TASK DESCRIPTION: Your task is to repeat all of the data exactly while excluding the pictures.

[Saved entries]
= = = =

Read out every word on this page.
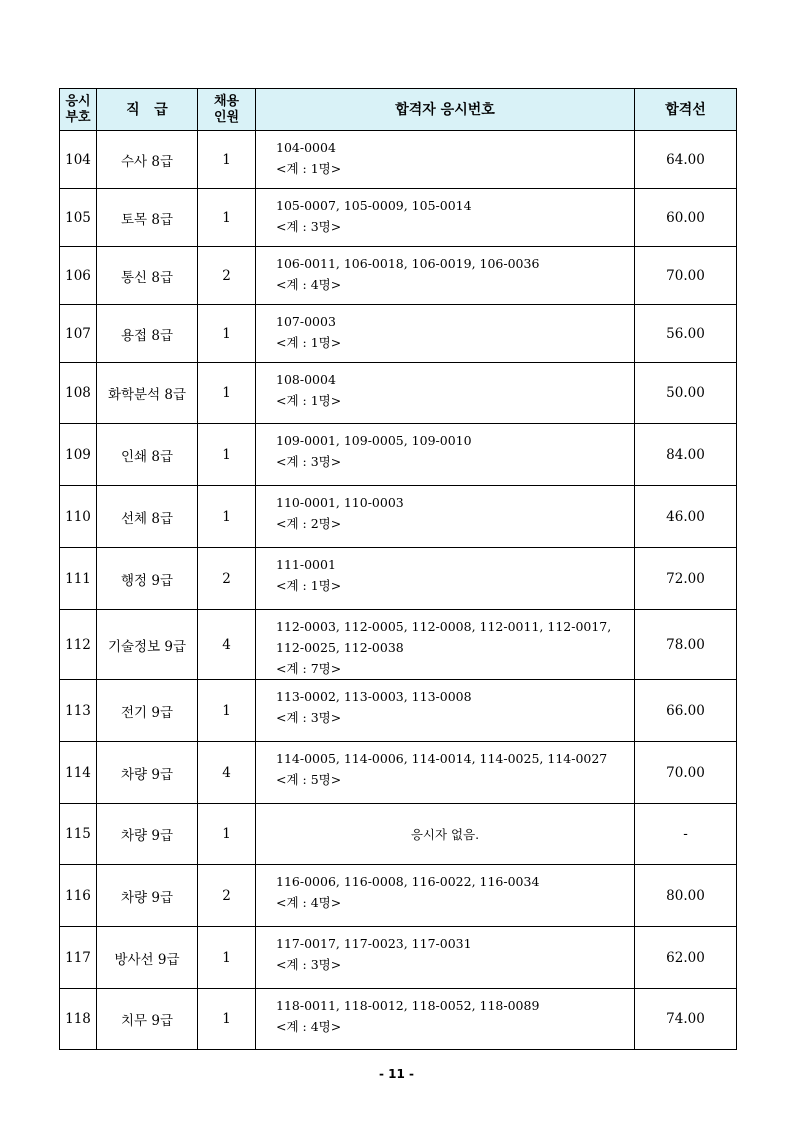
응시
부호	직   급	채용
인원	합격자 응시번호	합격선
104	수사 8급	1	104-0004
<계 : 1명>	64.00
105	토목 8급	1	105-0007, 105-0009, 105-0014
<계 : 3명>	60.00
106	통신 8급	2	106-0011, 106-0018, 106-0019, 106-0036
<계 : 4명>	70.00
107	용접 8급	1	107-0003
<계 : 1명>	56.00
108	화학분석 8급	1	108-0004
<계 : 1명>	50.00
109	인쇄 8급	1	109-0001, 109-0005, 109-0010
<계 : 3명>	84.00
110	선체 8급	1	110-0001, 110-0003
<계 : 2명>	46.00
111	행정 9급	2	111-0001
<계 : 1명>	72.00
112	기술정보 9급	4	112-0003, 112-0005, 112-0008, 112-0011, 112-0017,
112-0025, 112-0038
<계 : 7명>	78.00
113	전기 9급	1	113-0002, 113-0003, 113-0008
<계 : 3명>	66.00
114	차량 9급	4	114-0005, 114-0006, 114-0014, 114-0025, 114-0027
<계 : 5명>	70.00
115	차량 9급	1	응시자 없음.	-
116	차량 9급	2	116-0006, 116-0008, 116-0022, 116-0034
<계 : 4명>	80.00
117	방사선 9급	1	117-0017, 117-0023, 117-0031
<계 : 3명>	62.00
118	치무 9급	1	118-0011, 118-0012, 118-0052, 118-0089
<계 : 4명>	74.00
- 11 -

= = = =

RESULT BELOW:
Read out every word on this page.
응시
부호	직   급	채용
인원	합격자 응시번호	합격선
104	수사 8급	1	104-0004
<계 : 1명>	64.00
105	토목 8급	1	105-0007, 105-0009, 105-0014
<계 : 3명>	60.00
106	통신 8급	2	106-0011, 106-0018, 106-0019, 106-0036
<계 : 4명>	70.00
107	용접 8급	1	107-0003
<계 : 1명>	56.00
108	화학분석 8급	1	108-0004
<계 : 1명>	50.00
109	인쇄 8급	1	109-0001, 109-0005, 109-0010
<계 : 3명>	84.00
110	선체 8급	1	110-0001, 110-0003
<계 : 2명>	46.00
111	행정 9급	2	111-0001
<계 : 1명>	72.00
112	기술정보 9급	4	112-0003, 112-0005, 112-0008, 112-0011, 112-0017,
112-0025, 112-0038
<계 : 7명>	78.00
113	전기 9급	1	113-0002, 113-0003, 113-0008
<계 : 3명>	66.00
114	차량 9급	4	114-0005, 114-0006, 114-0014, 114-0025, 114-0027
<계 : 5명>	70.00
115	차량 9급	1	응시자 없음.	-
116	차량 9급	2	116-0006, 116-0008, 116-0022, 116-0034
<계 : 4명>	80.00
117	방사선 9급	1	117-0017, 117-0023, 117-0031
<계 : 3명>	62.00
118	치무 9급	1	118-0011, 118-0012, 118-0052, 118-0089
<계 : 4명>	74.00
- 11 -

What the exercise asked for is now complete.